TASK PROMPT
Every line of the material is to be quoted verbatim, minus the pictures.

DATASET
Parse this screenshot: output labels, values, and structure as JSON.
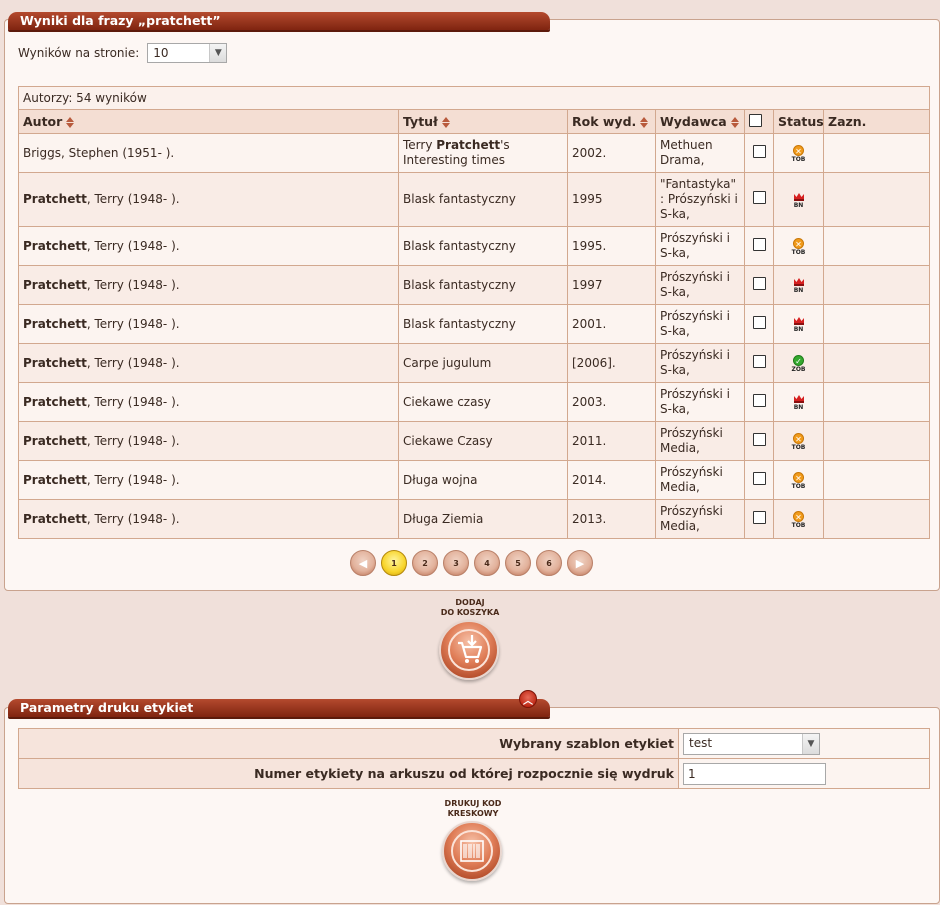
{
  "results_panel": {
    "title": "Wyniki dla frazy „pratchett”",
    "per_page_label": "Wyników na stronie:",
    "per_page_value": "10",
    "caption": "Autorzy: 54 wyników",
    "columns": [
      "Autor",
      "Tytuł",
      "Rok wyd.",
      "Wydawca",
      "",
      "Status",
      "Zazn."
    ],
    "rows": [
      {
        "author_bold": "",
        "author_rest": "Briggs, Stephen (1951- ).",
        "title_pre": "Terry ",
        "title_bold": "Pratchett",
        "title_post": "'s Interesting times",
        "year": "2002.",
        "publisher": "Methuen Drama,",
        "status": "TOB"
      },
      {
        "author_bold": "Pratchett",
        "author_rest": ", Terry (1948- ).",
        "title_pre": "Blask fantastyczny",
        "title_bold": "",
        "title_post": "",
        "year": "1995",
        "publisher": "\"Fantastyka\" : Prószyński i S-ka,",
        "status": "BN"
      },
      {
        "author_bold": "Pratchett",
        "author_rest": ", Terry (1948- ).",
        "title_pre": "Blask fantastyczny",
        "title_bold": "",
        "title_post": "",
        "year": "1995.",
        "publisher": "Prószyński i S-ka,",
        "status": "TOB"
      },
      {
        "author_bold": "Pratchett",
        "author_rest": ", Terry (1948- ).",
        "title_pre": "Blask fantastyczny",
        "title_bold": "",
        "title_post": "",
        "year": "1997",
        "publisher": "Prószyński i S-ka,",
        "status": "BN"
      },
      {
        "author_bold": "Pratchett",
        "author_rest": ", Terry (1948- ).",
        "title_pre": "Blask fantastyczny",
        "title_bold": "",
        "title_post": "",
        "year": "2001.",
        "publisher": "Prószyński i S-ka,",
        "status": "BN"
      },
      {
        "author_bold": "Pratchett",
        "author_rest": ", Terry (1948- ).",
        "title_pre": "Carpe jugulum",
        "title_bold": "",
        "title_post": "",
        "year": "[2006].",
        "publisher": "Prószyński i S-ka,",
        "status": "ZOB"
      },
      {
        "author_bold": "Pratchett",
        "author_rest": ", Terry (1948- ).",
        "title_pre": "Ciekawe czasy",
        "title_bold": "",
        "title_post": "",
        "year": "2003.",
        "publisher": "Prószyński i S-ka,",
        "status": "BN"
      },
      {
        "author_bold": "Pratchett",
        "author_rest": ", Terry (1948- ).",
        "title_pre": "Ciekawe Czasy",
        "title_bold": "",
        "title_post": "",
        "year": "2011.",
        "publisher": "Prószyński Media,",
        "status": "TOB"
      },
      {
        "author_bold": "Pratchett",
        "author_rest": ", Terry (1948- ).",
        "title_pre": "Długa wojna",
        "title_bold": "",
        "title_post": "",
        "year": "2014.",
        "publisher": "Prószyński Media,",
        "status": "TOB"
      },
      {
        "author_bold": "Pratchett",
        "author_rest": ", Terry (1948- ).",
        "title_pre": "Długa Ziemia",
        "title_bold": "",
        "title_post": "",
        "year": "2013.",
        "publisher": "Prószyński Media,",
        "status": "TOB"
      }
    ],
    "pagination": {
      "pages": [
        "1",
        "2",
        "3",
        "4",
        "5",
        "6"
      ],
      "current": "1"
    },
    "add_to_cart_label_1": "DODAJ",
    "add_to_cart_label_2": "DO KOSZYKA"
  },
  "labels_panel": {
    "title": "Parametry druku etykiet",
    "template_label": "Wybrany szablon etykiet",
    "template_value": "test",
    "start_label": "Numer etykiety na arkuszu od której rozpocznie się wydruk",
    "start_value": "1",
    "print_label_1": "DRUKUJ KOD",
    "print_label_2": "KRESKOWY"
  },
  "status_icons": {
    "TOB": {
      "icon": "x-circle-icon",
      "color": "#f19b1c"
    },
    "ZOB": {
      "icon": "check-circle-icon",
      "color": "#35a92f"
    },
    "BN": {
      "icon": "crown-icon",
      "color": "#d62020"
    }
  }
}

SOLUTION TO THIS TASK
Parse this screenshot: output labels, values, and structure as JSON.
{
  "results_panel": {
    "title": "Wyniki dla frazy „pratchett”",
    "per_page_label": "Wyników na stronie:",
    "per_page_value": "10",
    "caption": "Autorzy: 54 wyników",
    "columns": [
      "Autor",
      "Tytuł",
      "Rok wyd.",
      "Wydawca",
      "",
      "Status",
      "Zazn."
    ],
    "rows": [
      {
        "author_bold": "",
        "author_rest": "Briggs, Stephen (1951- ).",
        "title_pre": "Terry ",
        "title_bold": "Pratchett",
        "title_post": "'s Interesting times",
        "year": "2002.",
        "publisher": "Methuen Drama,",
        "status": "TOB"
      },
      {
        "author_bold": "Pratchett",
        "author_rest": ", Terry (1948- ).",
        "title_pre": "Blask fantastyczny",
        "title_bold": "",
        "title_post": "",
        "year": "1995",
        "publisher": "\"Fantastyka\" : Prószyński i S-ka,",
        "status": "BN"
      },
      {
        "author_bold": "Pratchett",
        "author_rest": ", Terry (1948- ).",
        "title_pre": "Blask fantastyczny",
        "title_bold": "",
        "title_post": "",
        "year": "1995.",
        "publisher": "Prószyński i S-ka,",
        "status": "TOB"
      },
      {
        "author_bold": "Pratchett",
        "author_rest": ", Terry (1948- ).",
        "title_pre": "Blask fantastyczny",
        "title_bold": "",
        "title_post": "",
        "year": "1997",
        "publisher": "Prószyński i S-ka,",
        "status": "BN"
      },
      {
        "author_bold": "Pratchett",
        "author_rest": ", Terry (1948- ).",
        "title_pre": "Blask fantastyczny",
        "title_bold": "",
        "title_post": "",
        "year": "2001.",
        "publisher": "Prószyński i S-ka,",
        "status": "BN"
      },
      {
        "author_bold": "Pratchett",
        "author_rest": ", Terry (1948- ).",
        "title_pre": "Carpe jugulum",
        "title_bold": "",
        "title_post": "",
        "year": "[2006].",
        "publisher": "Prószyński i S-ka,",
        "status": "ZOB"
      },
      {
        "author_bold": "Pratchett",
        "author_rest": ", Terry (1948- ).",
        "title_pre": "Ciekawe czasy",
        "title_bold": "",
        "title_post": "",
        "year": "2003.",
        "publisher": "Prószyński i S-ka,",
        "status": "BN"
      },
      {
        "author_bold": "Pratchett",
        "author_rest": ", Terry (1948- ).",
        "title_pre": "Ciekawe Czasy",
        "title_bold": "",
        "title_post": "",
        "year": "2011.",
        "publisher": "Prószyński Media,",
        "status": "TOB"
      },
      {
        "author_bold": "Pratchett",
        "author_rest": ", Terry (1948- ).",
        "title_pre": "Długa wojna",
        "title_bold": "",
        "title_post": "",
        "year": "2014.",
        "publisher": "Prószyński Media,",
        "status": "TOB"
      },
      {
        "author_bold": "Pratchett",
        "author_rest": ", Terry (1948- ).",
        "title_pre": "Długa Ziemia",
        "title_bold": "",
        "title_post": "",
        "year": "2013.",
        "publisher": "Prószyński Media,",
        "status": "TOB"
      }
    ],
    "pagination": {
      "pages": [
        "1",
        "2",
        "3",
        "4",
        "5",
        "6"
      ],
      "current": "1"
    },
    "add_to_cart_label_1": "DODAJ",
    "add_to_cart_label_2": "DO KOSZYKA"
  },
  "labels_panel": {
    "title": "Parametry druku etykiet",
    "template_label": "Wybrany szablon etykiet",
    "template_value": "test",
    "start_label": "Numer etykiety na arkuszu od której rozpocznie się wydruk",
    "start_value": "1",
    "print_label_1": "DRUKUJ KOD",
    "print_label_2": "KRESKOWY"
  },
  "status_icons": {
    "TOB": {
      "icon": "x-circle-icon",
      "color": "#f19b1c"
    },
    "ZOB": {
      "icon": "check-circle-icon",
      "color": "#35a92f"
    },
    "BN": {
      "icon": "crown-icon",
      "color": "#d62020"
    }
  }
}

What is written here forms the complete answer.